EXERCISE DETAILS —
The expected output is an exact restatement of all the records.

-- MATERIALS PROVIDED follows --

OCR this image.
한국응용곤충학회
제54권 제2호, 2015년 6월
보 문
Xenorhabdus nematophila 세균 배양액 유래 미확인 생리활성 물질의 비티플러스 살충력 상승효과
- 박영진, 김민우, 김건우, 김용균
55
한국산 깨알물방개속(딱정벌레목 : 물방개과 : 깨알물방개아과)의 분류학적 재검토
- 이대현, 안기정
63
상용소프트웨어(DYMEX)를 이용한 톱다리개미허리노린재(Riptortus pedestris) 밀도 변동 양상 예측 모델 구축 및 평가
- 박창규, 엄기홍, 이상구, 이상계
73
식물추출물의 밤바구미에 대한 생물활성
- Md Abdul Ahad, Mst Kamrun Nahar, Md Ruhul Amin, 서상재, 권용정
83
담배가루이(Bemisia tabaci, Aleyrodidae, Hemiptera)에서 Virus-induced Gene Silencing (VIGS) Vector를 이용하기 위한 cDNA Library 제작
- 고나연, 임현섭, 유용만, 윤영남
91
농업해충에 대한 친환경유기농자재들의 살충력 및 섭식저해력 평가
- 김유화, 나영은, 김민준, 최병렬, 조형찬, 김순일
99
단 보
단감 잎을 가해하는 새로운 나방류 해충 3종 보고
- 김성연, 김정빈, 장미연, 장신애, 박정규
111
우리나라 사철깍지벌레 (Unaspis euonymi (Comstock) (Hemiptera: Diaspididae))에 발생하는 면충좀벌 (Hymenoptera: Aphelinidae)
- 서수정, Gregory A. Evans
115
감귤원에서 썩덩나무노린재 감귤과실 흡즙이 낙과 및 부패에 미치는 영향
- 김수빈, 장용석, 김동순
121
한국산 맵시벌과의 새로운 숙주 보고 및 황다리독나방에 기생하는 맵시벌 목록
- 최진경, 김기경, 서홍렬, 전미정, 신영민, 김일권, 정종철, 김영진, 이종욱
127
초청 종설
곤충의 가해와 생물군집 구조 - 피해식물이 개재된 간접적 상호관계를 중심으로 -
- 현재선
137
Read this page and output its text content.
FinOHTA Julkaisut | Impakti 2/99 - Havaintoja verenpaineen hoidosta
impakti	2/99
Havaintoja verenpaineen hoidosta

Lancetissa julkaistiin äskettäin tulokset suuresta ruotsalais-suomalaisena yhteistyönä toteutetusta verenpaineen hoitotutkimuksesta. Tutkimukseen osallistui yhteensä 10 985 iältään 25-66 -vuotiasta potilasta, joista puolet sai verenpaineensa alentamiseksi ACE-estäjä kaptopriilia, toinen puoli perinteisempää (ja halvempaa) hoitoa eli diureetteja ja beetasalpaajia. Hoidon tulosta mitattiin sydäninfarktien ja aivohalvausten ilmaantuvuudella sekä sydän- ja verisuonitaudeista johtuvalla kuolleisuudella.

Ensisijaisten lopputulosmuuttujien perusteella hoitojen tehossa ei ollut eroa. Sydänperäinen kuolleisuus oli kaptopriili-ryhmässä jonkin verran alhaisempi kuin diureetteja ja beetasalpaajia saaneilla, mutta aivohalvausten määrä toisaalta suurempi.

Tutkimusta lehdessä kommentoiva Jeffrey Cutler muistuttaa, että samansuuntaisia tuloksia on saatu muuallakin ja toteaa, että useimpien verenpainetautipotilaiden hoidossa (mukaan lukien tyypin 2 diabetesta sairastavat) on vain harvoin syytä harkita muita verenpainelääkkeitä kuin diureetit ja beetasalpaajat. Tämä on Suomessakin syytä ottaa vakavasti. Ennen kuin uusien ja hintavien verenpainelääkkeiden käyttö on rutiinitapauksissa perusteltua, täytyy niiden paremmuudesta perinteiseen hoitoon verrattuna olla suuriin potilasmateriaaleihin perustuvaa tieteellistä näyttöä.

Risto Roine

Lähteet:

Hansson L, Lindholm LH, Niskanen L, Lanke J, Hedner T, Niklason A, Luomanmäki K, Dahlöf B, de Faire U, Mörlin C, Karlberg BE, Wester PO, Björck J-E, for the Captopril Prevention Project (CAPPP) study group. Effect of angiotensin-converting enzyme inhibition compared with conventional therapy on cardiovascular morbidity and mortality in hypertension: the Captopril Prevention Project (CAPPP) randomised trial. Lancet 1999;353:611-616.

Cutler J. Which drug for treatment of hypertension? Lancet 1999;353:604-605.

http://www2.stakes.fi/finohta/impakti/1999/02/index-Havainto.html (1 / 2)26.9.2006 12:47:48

-- MATERIALS PROVIDED concluded --

EXERCISE SOLUTION —
OCR this image.
한국응용곤충학회
제54권 제2호, 2015년 6월
보 문
Xenorhabdus nematophila 세균 배양액 유래 미확인 생리활성 물질의 비티플러스 살충력 상승효과
- 박영진, 김민우, 김건우, 김용균
55
한국산 깨알물방개속(딱정벌레목 : 물방개과 : 깨알물방개아과)의 분류학적 재검토
- 이대현, 안기정
63
상용소프트웨어(DYMEX)를 이용한 톱다리개미허리노린재(Riptortus pedestris) 밀도 변동 양상 예측 모델 구축 및 평가
- 박창규, 엄기홍, 이상구, 이상계
73
식물추출물의 밤바구미에 대한 생물활성
- Md Abdul Ahad, Mst Kamrun Nahar, Md Ruhul Amin, 서상재, 권용정
83
담배가루이(Bemisia tabaci, Aleyrodidae, Hemiptera)에서 Virus-induced Gene Silencing (VIGS) Vector를 이용하기 위한 cDNA Library 제작
- 고나연, 임현섭, 유용만, 윤영남
91
농업해충에 대한 친환경유기농자재들의 살충력 및 섭식저해력 평가
- 김유화, 나영은, 김민준, 최병렬, 조형찬, 김순일
99
단 보
단감 잎을 가해하는 새로운 나방류 해충 3종 보고
- 김성연, 김정빈, 장미연, 장신애, 박정규
111
우리나라 사철깍지벌레 (Unaspis euonymi (Comstock) (Hemiptera: Diaspididae))에 발생하는 면충좀벌 (Hymenoptera: Aphelinidae)
- 서수정, Gregory A. Evans
115
감귤원에서 썩덩나무노린재 감귤과실 흡즙이 낙과 및 부패에 미치는 영향
- 김수빈, 장용석, 김동순
121
한국산 맵시벌과의 새로운 숙주 보고 및 황다리독나방에 기생하는 맵시벌 목록
- 최진경, 김기경, 서홍렬, 전미정, 신영민, 김일권, 정종철, 김영진, 이종욱
127
초청 종설
곤충의 가해와 생물군집 구조 - 피해식물이 개재된 간접적 상호관계를 중심으로 -
- 현재선
137
Read this page and output its text content.
FinOHTA Julkaisut | Impakti 2/99 - Havaintoja verenpaineen hoidosta
impakti	2/99
Havaintoja verenpaineen hoidosta

Lancetissa julkaistiin äskettäin tulokset suuresta ruotsalais-suomalaisena yhteistyönä toteutetusta verenpaineen hoitotutkimuksesta. Tutkimukseen osallistui yhteensä 10 985 iältään 25-66 -vuotiasta potilasta, joista puolet sai verenpaineensa alentamiseksi ACE-estäjä kaptopriilia, toinen puoli perinteisempää (ja halvempaa) hoitoa eli diureetteja ja beetasalpaajia. Hoidon tulosta mitattiin sydäninfarktien ja aivohalvausten ilmaantuvuudella sekä sydän- ja verisuonitaudeista johtuvalla kuolleisuudella.

Ensisijaisten lopputulosmuuttujien perusteella hoitojen tehossa ei ollut eroa. Sydänperäinen kuolleisuus oli kaptopriili-ryhmässä jonkin verran alhaisempi kuin diureetteja ja beetasalpaajia saaneilla, mutta aivohalvausten määrä toisaalta suurempi.

Tutkimusta lehdessä kommentoiva Jeffrey Cutler muistuttaa, että samansuuntaisia tuloksia on saatu muuallakin ja toteaa, että useimpien verenpainetautipotilaiden hoidossa (mukaan lukien tyypin 2 diabetesta sairastavat) on vain harvoin syytä harkita muita verenpainelääkkeitä kuin diureetit ja beetasalpaajat. Tämä on Suomessakin syytä ottaa vakavasti. Ennen kuin uusien ja hintavien verenpainelääkkeiden käyttö on rutiinitapauksissa perusteltua, täytyy niiden paremmuudesta perinteiseen hoitoon verrattuna olla suuriin potilasmateriaaleihin perustuvaa tieteellistä näyttöä.

Risto Roine

Lähteet:

Hansson L, Lindholm LH, Niskanen L, Lanke J, Hedner T, Niklason A, Luomanmäki K, Dahlöf B, de Faire U, Mörlin C, Karlberg BE, Wester PO, Björck J-E, for the Captopril Prevention Project (CAPPP) study group. Effect of angiotensin-converting enzyme inhibition compared with conventional therapy on cardiovascular morbidity and mortality in hypertension: the Captopril Prevention Project (CAPPP) randomised trial. Lancet 1999;353:611-616.

Cutler J. Which drug for treatment of hypertension? Lancet 1999;353:604-605.

http://www2.stakes.fi/finohta/impakti/1999/02/index-Havainto.html (1 / 2)26.9.2006 12:47:48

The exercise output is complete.